CHALLENGE
Retype nothing except the lines below from the one with "Output a JSON" through the one with "Transcribe this image's", exactly, with images left out.

::: EXTRACTED INFORMATION

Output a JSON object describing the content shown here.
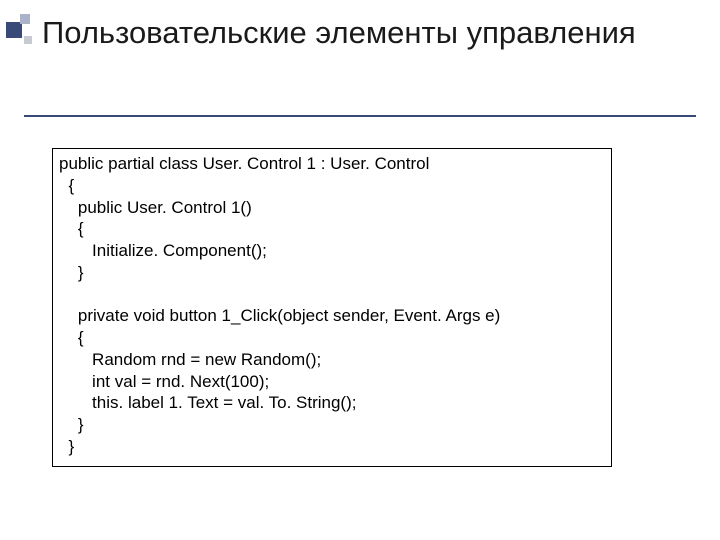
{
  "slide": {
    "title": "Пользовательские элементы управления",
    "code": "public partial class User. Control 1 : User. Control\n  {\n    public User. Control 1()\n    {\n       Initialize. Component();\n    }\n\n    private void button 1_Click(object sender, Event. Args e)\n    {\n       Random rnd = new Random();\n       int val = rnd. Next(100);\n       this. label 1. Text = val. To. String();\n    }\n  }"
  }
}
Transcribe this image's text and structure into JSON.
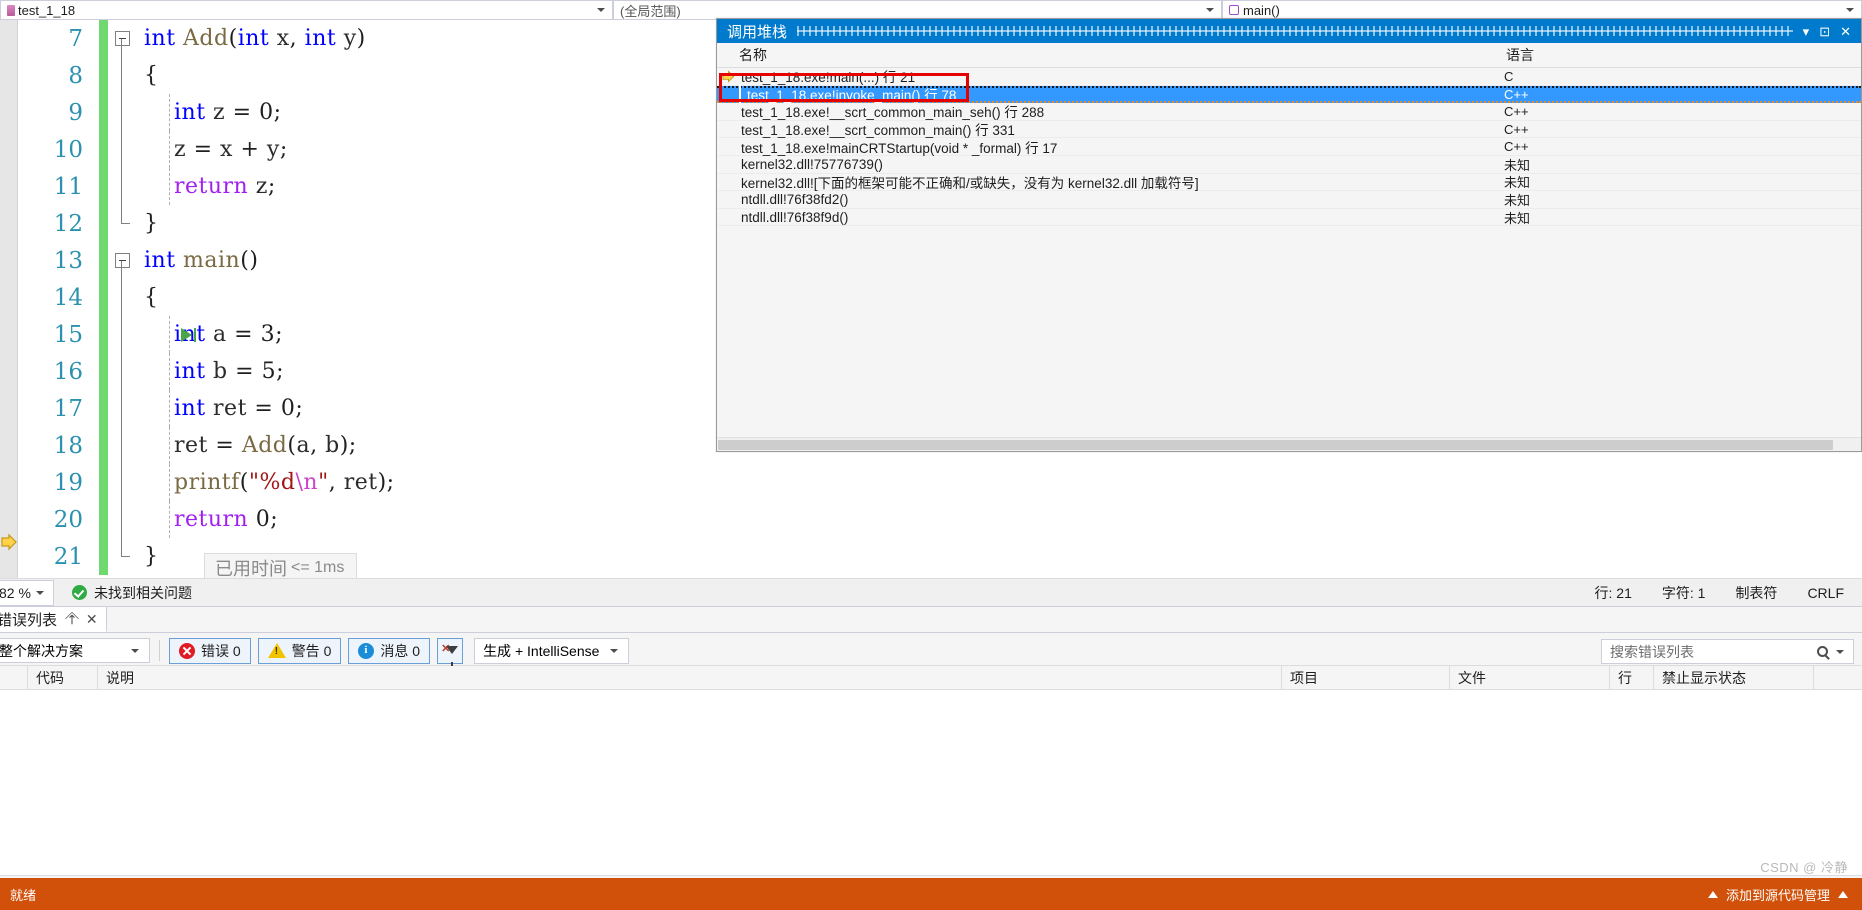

::::::
::: EXTRACTED INFORMATION

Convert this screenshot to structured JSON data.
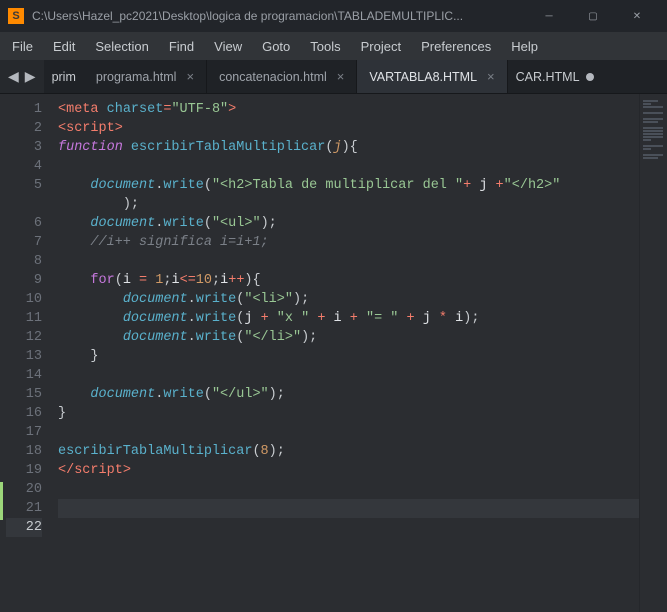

::::::

FULL SOLUTION
Output a JSON object describing the content shown here.
{
  "slide": {
    "title": "Пользовательские элементы управления",
    "code": "public partial class User. Control 1 : User. Control\n  {\n    public User. Control 1()\n    {\n       Initialize. Component();\n    }\n\n    private void button 1_Click(object sender, Event. Args e)\n    {\n       Random rnd = new Random();\n       int val = rnd. Next(100);\n       this. label 1. Text = val. To. String();\n    }\n  }"
  }
}
Transcribe this image's text and structure into JSON.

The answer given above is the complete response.